● Task directions:
Repeat all of the records verbatim.

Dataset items

------------------------

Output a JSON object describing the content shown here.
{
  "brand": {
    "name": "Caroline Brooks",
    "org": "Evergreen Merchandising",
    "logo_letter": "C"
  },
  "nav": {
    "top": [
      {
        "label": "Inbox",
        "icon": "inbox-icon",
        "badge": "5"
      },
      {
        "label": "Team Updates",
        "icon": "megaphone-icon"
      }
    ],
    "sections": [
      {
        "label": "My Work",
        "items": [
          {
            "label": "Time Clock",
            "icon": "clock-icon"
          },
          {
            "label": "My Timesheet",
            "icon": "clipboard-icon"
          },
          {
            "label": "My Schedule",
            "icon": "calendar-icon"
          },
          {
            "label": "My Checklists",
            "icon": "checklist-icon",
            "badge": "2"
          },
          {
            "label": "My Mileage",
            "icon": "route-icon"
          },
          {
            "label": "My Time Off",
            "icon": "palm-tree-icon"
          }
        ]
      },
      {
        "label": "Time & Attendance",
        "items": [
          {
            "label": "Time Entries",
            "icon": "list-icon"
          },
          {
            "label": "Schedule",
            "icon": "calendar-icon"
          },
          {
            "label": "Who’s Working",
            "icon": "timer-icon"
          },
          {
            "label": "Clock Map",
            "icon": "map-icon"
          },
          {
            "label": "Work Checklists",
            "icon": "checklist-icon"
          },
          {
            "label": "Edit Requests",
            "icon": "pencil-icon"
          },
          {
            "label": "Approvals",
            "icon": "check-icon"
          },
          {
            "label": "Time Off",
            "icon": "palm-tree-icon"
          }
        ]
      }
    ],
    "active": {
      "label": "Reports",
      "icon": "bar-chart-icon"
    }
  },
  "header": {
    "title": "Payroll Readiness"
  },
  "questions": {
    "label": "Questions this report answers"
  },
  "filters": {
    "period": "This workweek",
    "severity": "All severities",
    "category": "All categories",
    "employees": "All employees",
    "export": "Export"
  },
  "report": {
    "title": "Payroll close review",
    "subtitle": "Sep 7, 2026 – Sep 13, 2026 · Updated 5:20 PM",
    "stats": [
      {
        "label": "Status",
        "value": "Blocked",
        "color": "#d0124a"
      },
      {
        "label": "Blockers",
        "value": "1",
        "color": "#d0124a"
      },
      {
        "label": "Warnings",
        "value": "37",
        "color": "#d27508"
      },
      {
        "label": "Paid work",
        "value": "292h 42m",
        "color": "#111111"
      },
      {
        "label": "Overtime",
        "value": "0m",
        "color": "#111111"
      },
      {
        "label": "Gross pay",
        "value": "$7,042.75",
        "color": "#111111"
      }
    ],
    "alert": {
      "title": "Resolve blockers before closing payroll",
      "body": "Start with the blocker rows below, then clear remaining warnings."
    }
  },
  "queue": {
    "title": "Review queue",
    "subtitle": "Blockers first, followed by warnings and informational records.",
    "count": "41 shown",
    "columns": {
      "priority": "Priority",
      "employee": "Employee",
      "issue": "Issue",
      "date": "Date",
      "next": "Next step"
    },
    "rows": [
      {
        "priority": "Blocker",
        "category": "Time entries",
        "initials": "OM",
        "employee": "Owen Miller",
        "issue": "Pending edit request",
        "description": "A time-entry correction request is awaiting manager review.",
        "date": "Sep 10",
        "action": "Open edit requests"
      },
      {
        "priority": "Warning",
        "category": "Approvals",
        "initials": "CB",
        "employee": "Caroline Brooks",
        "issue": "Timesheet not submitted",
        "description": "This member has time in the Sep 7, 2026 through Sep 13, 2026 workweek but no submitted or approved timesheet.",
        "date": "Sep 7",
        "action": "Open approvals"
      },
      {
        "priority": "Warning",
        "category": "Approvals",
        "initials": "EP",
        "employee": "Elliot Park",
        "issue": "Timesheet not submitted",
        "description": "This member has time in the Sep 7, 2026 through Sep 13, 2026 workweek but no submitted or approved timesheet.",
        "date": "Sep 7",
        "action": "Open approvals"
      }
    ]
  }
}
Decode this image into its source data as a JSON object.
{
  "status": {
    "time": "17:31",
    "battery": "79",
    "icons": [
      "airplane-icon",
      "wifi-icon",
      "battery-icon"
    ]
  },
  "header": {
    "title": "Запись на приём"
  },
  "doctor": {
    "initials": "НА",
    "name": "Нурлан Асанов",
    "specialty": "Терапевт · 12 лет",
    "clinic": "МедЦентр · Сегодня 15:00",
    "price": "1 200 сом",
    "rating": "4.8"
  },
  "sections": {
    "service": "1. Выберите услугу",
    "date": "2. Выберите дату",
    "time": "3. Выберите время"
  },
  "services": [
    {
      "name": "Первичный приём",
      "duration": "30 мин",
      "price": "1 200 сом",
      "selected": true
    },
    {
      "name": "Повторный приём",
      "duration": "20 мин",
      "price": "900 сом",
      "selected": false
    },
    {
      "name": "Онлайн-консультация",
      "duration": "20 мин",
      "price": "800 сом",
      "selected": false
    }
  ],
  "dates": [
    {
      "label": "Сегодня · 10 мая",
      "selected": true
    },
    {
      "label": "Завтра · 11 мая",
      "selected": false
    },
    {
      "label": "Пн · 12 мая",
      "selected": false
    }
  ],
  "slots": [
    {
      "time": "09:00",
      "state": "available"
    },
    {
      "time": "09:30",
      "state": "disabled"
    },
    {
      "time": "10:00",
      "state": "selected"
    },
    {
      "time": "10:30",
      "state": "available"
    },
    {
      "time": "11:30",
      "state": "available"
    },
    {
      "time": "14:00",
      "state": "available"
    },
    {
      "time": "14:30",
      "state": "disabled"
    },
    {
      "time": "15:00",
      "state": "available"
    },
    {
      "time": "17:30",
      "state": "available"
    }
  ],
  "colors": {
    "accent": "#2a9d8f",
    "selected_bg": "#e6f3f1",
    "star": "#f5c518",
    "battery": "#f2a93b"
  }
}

------------------------

● Output below:
Output a JSON object describing the content shown here.
{
  "brand": {
    "name": "Caroline Brooks",
    "org": "Evergreen Merchandising",
    "logo_letter": "C"
  },
  "nav": {
    "top": [
      {
        "label": "Inbox",
        "icon": "inbox-icon",
        "badge": "5"
      },
      {
        "label": "Team Updates",
        "icon": "megaphone-icon"
      }
    ],
    "sections": [
      {
        "label": "My Work",
        "items": [
          {
            "label": "Time Clock",
            "icon": "clock-icon"
          },
          {
            "label": "My Timesheet",
            "icon": "clipboard-icon"
          },
          {
            "label": "My Schedule",
            "icon": "calendar-icon"
          },
          {
            "label": "My Checklists",
            "icon": "checklist-icon",
            "badge": "2"
          },
          {
            "label": "My Mileage",
            "icon": "route-icon"
          },
          {
            "label": "My Time Off",
            "icon": "palm-tree-icon"
          }
        ]
      },
      {
        "label": "Time & Attendance",
        "items": [
          {
            "label": "Time Entries",
            "icon": "list-icon"
          },
          {
            "label": "Schedule",
            "icon": "calendar-icon"
          },
          {
            "label": "Who’s Working",
            "icon": "timer-icon"
          },
          {
            "label": "Clock Map",
            "icon": "map-icon"
          },
          {
            "label": "Work Checklists",
            "icon": "checklist-icon"
          },
          {
            "label": "Edit Requests",
            "icon": "pencil-icon"
          },
          {
            "label": "Approvals",
            "icon": "check-icon"
          },
          {
            "label": "Time Off",
            "icon": "palm-tree-icon"
          }
        ]
      }
    ],
    "active": {
      "label": "Reports",
      "icon": "bar-chart-icon"
    }
  },
  "header": {
    "title": "Payroll Readiness"
  },
  "questions": {
    "label": "Questions this report answers"
  },
  "filters": {
    "period": "This workweek",
    "severity": "All severities",
    "category": "All categories",
    "employees": "All employees",
    "export": "Export"
  },
  "report": {
    "title": "Payroll close review",
    "subtitle": "Sep 7, 2026 – Sep 13, 2026 · Updated 5:20 PM",
    "stats": [
      {
        "label": "Status",
        "value": "Blocked",
        "color": "#d0124a"
      },
      {
        "label": "Blockers",
        "value": "1",
        "color": "#d0124a"
      },
      {
        "label": "Warnings",
        "value": "37",
        "color": "#d27508"
      },
      {
        "label": "Paid work",
        "value": "292h 42m",
        "color": "#111111"
      },
      {
        "label": "Overtime",
        "value": "0m",
        "color": "#111111"
      },
      {
        "label": "Gross pay",
        "value": "$7,042.75",
        "color": "#111111"
      }
    ],
    "alert": {
      "title": "Resolve blockers before closing payroll",
      "body": "Start with the blocker rows below, then clear remaining warnings."
    }
  },
  "queue": {
    "title": "Review queue",
    "subtitle": "Blockers first, followed by warnings and informational records.",
    "count": "41 shown",
    "columns": {
      "priority": "Priority",
      "employee": "Employee",
      "issue": "Issue",
      "date": "Date",
      "next": "Next step"
    },
    "rows": [
      {
        "priority": "Blocker",
        "category": "Time entries",
        "initials": "OM",
        "employee": "Owen Miller",
        "issue": "Pending edit request",
        "description": "A time-entry correction request is awaiting manager review.",
        "date": "Sep 10",
        "action": "Open edit requests"
      },
      {
        "priority": "Warning",
        "category": "Approvals",
        "initials": "CB",
        "employee": "Caroline Brooks",
        "issue": "Timesheet not submitted",
        "description": "This member has time in the Sep 7, 2026 through Sep 13, 2026 workweek but no submitted or approved timesheet.",
        "date": "Sep 7",
        "action": "Open approvals"
      },
      {
        "priority": "Warning",
        "category": "Approvals",
        "initials": "EP",
        "employee": "Elliot Park",
        "issue": "Timesheet not submitted",
        "description": "This member has time in the Sep 7, 2026 through Sep 13, 2026 workweek but no submitted or approved timesheet.",
        "date": "Sep 7",
        "action": "Open approvals"
      }
    ]
  }
}
Decode this image into its source data as a JSON object.
{
  "status": {
    "time": "17:31",
    "battery": "79",
    "icons": [
      "airplane-icon",
      "wifi-icon",
      "battery-icon"
    ]
  },
  "header": {
    "title": "Запись на приём"
  },
  "doctor": {
    "initials": "НА",
    "name": "Нурлан Асанов",
    "specialty": "Терапевт · 12 лет",
    "clinic": "МедЦентр · Сегодня 15:00",
    "price": "1 200 сом",
    "rating": "4.8"
  },
  "sections": {
    "service": "1. Выберите услугу",
    "date": "2. Выберите дату",
    "time": "3. Выберите время"
  },
  "services": [
    {
      "name": "Первичный приём",
      "duration": "30 мин",
      "price": "1 200 сом",
      "selected": true
    },
    {
      "name": "Повторный приём",
      "duration": "20 мин",
      "price": "900 сом",
      "selected": false
    },
    {
      "name": "Онлайн-консультация",
      "duration": "20 мин",
      "price": "800 сом",
      "selected": false
    }
  ],
  "dates": [
    {
      "label": "Сегодня · 10 мая",
      "selected": true
    },
    {
      "label": "Завтра · 11 мая",
      "selected": false
    },
    {
      "label": "Пн · 12 мая",
      "selected": false
    }
  ],
  "slots": [
    {
      "time": "09:00",
      "state": "available"
    },
    {
      "time": "09:30",
      "state": "disabled"
    },
    {
      "time": "10:00",
      "state": "selected"
    },
    {
      "time": "10:30",
      "state": "available"
    },
    {
      "time": "11:30",
      "state": "available"
    },
    {
      "time": "14:00",
      "state": "available"
    },
    {
      "time": "14:30",
      "state": "disabled"
    },
    {
      "time": "15:00",
      "state": "available"
    },
    {
      "time": "17:30",
      "state": "available"
    }
  ],
  "colors": {
    "accent": "#2a9d8f",
    "selected_bg": "#e6f3f1",
    "star": "#f5c518",
    "battery": "#f2a93b"
  }
}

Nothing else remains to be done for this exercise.